*What the task requires:* Go through the data below line by line and count those containing the word "this". Reply with the count only.

:::

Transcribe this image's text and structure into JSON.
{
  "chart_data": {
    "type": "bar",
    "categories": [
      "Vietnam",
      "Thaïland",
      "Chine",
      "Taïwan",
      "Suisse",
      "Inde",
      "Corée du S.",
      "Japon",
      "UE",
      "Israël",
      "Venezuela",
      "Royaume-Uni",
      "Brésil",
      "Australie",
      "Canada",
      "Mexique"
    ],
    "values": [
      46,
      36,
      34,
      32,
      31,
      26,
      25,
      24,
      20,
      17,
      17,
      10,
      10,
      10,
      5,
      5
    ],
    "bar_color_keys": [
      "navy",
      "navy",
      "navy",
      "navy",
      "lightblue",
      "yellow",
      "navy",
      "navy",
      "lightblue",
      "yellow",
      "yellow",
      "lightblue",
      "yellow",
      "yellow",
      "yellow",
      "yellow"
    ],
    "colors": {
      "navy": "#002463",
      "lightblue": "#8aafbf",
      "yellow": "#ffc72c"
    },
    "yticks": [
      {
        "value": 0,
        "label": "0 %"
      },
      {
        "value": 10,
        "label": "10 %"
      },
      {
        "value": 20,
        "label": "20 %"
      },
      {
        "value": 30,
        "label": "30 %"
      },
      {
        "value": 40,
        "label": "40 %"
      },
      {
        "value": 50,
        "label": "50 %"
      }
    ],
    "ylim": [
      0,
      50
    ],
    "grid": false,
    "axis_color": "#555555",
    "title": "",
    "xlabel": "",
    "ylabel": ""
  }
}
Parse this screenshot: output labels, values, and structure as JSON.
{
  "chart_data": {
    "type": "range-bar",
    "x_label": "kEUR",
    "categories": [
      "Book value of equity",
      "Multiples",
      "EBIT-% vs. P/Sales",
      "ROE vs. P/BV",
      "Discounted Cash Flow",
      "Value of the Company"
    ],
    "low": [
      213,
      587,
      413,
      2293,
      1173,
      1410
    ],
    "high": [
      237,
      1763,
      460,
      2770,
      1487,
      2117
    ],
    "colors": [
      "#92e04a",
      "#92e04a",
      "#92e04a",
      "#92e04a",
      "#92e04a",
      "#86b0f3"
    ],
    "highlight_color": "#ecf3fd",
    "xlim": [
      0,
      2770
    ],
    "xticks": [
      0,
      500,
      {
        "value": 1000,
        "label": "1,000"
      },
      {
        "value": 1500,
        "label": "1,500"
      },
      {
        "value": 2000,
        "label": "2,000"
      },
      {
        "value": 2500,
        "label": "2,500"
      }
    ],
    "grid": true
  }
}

:::

*Task result:* 2